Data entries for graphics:
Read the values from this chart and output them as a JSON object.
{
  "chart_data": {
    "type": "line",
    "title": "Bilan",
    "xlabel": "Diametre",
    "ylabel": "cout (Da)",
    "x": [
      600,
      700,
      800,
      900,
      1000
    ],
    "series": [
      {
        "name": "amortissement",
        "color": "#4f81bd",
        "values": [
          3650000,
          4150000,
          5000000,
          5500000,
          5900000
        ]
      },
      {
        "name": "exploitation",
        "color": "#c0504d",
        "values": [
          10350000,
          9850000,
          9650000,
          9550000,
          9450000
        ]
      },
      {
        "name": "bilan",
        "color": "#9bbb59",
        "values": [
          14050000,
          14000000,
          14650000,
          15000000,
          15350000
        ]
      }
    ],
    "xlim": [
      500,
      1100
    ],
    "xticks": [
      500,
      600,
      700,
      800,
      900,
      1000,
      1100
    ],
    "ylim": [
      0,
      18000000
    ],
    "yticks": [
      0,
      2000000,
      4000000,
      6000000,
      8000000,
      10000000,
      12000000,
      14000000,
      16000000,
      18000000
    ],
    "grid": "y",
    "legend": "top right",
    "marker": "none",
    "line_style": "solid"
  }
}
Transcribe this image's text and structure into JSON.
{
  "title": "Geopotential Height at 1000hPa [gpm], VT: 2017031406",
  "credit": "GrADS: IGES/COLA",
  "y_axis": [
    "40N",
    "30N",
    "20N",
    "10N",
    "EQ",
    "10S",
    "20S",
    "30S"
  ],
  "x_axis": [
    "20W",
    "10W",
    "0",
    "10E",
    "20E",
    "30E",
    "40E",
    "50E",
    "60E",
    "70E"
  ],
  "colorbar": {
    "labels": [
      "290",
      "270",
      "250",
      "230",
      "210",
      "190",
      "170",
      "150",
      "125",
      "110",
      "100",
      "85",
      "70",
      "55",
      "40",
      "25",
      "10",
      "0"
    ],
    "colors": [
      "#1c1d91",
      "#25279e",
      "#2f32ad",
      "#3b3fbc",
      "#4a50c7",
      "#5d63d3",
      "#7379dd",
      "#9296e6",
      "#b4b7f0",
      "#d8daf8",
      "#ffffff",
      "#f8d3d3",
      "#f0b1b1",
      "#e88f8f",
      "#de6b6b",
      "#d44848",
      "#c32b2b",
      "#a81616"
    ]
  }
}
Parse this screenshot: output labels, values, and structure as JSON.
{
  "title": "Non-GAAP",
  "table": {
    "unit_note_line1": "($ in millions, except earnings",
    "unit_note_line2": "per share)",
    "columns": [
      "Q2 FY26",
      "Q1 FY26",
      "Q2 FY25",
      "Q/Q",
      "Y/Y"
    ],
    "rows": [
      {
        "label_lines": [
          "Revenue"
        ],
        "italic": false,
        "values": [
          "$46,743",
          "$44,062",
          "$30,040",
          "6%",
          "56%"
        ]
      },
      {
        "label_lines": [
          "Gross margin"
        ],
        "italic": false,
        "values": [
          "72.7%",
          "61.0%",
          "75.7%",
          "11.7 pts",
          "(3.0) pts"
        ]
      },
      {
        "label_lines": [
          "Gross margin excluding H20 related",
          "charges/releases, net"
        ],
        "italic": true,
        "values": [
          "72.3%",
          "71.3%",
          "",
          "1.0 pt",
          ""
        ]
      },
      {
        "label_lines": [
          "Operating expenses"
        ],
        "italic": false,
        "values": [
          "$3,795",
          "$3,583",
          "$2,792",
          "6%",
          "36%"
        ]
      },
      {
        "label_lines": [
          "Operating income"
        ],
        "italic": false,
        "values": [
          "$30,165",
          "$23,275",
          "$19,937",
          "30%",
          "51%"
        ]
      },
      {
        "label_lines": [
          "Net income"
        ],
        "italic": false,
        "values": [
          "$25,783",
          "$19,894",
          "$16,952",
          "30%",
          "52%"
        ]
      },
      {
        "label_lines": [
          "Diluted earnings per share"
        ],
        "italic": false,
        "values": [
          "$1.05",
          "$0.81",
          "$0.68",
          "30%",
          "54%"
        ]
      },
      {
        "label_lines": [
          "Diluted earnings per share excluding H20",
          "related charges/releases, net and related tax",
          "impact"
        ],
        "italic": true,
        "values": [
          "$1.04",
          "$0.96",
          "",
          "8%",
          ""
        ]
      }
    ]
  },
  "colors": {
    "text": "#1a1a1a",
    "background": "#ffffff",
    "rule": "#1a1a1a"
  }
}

■ What is needed ■
Exactly as they are written, print the entries again.

■ Solution for this exercise ■
Read the values from this chart and output them as a JSON object.
{
  "chart_data": {
    "type": "line",
    "title": "Bilan",
    "xlabel": "Diametre",
    "ylabel": "cout (Da)",
    "x": [
      600,
      700,
      800,
      900,
      1000
    ],
    "series": [
      {
        "name": "amortissement",
        "color": "#4f81bd",
        "values": [
          3650000,
          4150000,
          5000000,
          5500000,
          5900000
        ]
      },
      {
        "name": "exploitation",
        "color": "#c0504d",
        "values": [
          10350000,
          9850000,
          9650000,
          9550000,
          9450000
        ]
      },
      {
        "name": "bilan",
        "color": "#9bbb59",
        "values": [
          14050000,
          14000000,
          14650000,
          15000000,
          15350000
        ]
      }
    ],
    "xlim": [
      500,
      1100
    ],
    "xticks": [
      500,
      600,
      700,
      800,
      900,
      1000,
      1100
    ],
    "ylim": [
      0,
      18000000
    ],
    "yticks": [
      0,
      2000000,
      4000000,
      6000000,
      8000000,
      10000000,
      12000000,
      14000000,
      16000000,
      18000000
    ],
    "grid": "y",
    "legend": "top right",
    "marker": "none",
    "line_style": "solid"
  }
}
Transcribe this image's text and structure into JSON.
{
  "title": "Geopotential Height at 1000hPa [gpm], VT: 2017031406",
  "credit": "GrADS: IGES/COLA",
  "y_axis": [
    "40N",
    "30N",
    "20N",
    "10N",
    "EQ",
    "10S",
    "20S",
    "30S"
  ],
  "x_axis": [
    "20W",
    "10W",
    "0",
    "10E",
    "20E",
    "30E",
    "40E",
    "50E",
    "60E",
    "70E"
  ],
  "colorbar": {
    "labels": [
      "290",
      "270",
      "250",
      "230",
      "210",
      "190",
      "170",
      "150",
      "125",
      "110",
      "100",
      "85",
      "70",
      "55",
      "40",
      "25",
      "10",
      "0"
    ],
    "colors": [
      "#1c1d91",
      "#25279e",
      "#2f32ad",
      "#3b3fbc",
      "#4a50c7",
      "#5d63d3",
      "#7379dd",
      "#9296e6",
      "#b4b7f0",
      "#d8daf8",
      "#ffffff",
      "#f8d3d3",
      "#f0b1b1",
      "#e88f8f",
      "#de6b6b",
      "#d44848",
      "#c32b2b",
      "#a81616"
    ]
  }
}
Parse this screenshot: output labels, values, and structure as JSON.
{
  "title": "Non-GAAP",
  "table": {
    "unit_note_line1": "($ in millions, except earnings",
    "unit_note_line2": "per share)",
    "columns": [
      "Q2 FY26",
      "Q1 FY26",
      "Q2 FY25",
      "Q/Q",
      "Y/Y"
    ],
    "rows": [
      {
        "label_lines": [
          "Revenue"
        ],
        "italic": false,
        "values": [
          "$46,743",
          "$44,062",
          "$30,040",
          "6%",
          "56%"
        ]
      },
      {
        "label_lines": [
          "Gross margin"
        ],
        "italic": false,
        "values": [
          "72.7%",
          "61.0%",
          "75.7%",
          "11.7 pts",
          "(3.0) pts"
        ]
      },
      {
        "label_lines": [
          "Gross margin excluding H20 related",
          "charges/releases, net"
        ],
        "italic": true,
        "values": [
          "72.3%",
          "71.3%",
          "",
          "1.0 pt",
          ""
        ]
      },
      {
        "label_lines": [
          "Operating expenses"
        ],
        "italic": false,
        "values": [
          "$3,795",
          "$3,583",
          "$2,792",
          "6%",
          "36%"
        ]
      },
      {
        "label_lines": [
          "Operating income"
        ],
        "italic": false,
        "values": [
          "$30,165",
          "$23,275",
          "$19,937",
          "30%",
          "51%"
        ]
      },
      {
        "label_lines": [
          "Net income"
        ],
        "italic": false,
        "values": [
          "$25,783",
          "$19,894",
          "$16,952",
          "30%",
          "52%"
        ]
      },
      {
        "label_lines": [
          "Diluted earnings per share"
        ],
        "italic": false,
        "values": [
          "$1.05",
          "$0.81",
          "$0.68",
          "30%",
          "54%"
        ]
      },
      {
        "label_lines": [
          "Diluted earnings per share excluding H20",
          "related charges/releases, net and related tax",
          "impact"
        ],
        "italic": true,
        "values": [
          "$1.04",
          "$0.96",
          "",
          "8%",
          ""
        ]
      }
    ]
  },
  "colors": {
    "text": "#1a1a1a",
    "background": "#ffffff",
    "rule": "#1a1a1a"
  }
}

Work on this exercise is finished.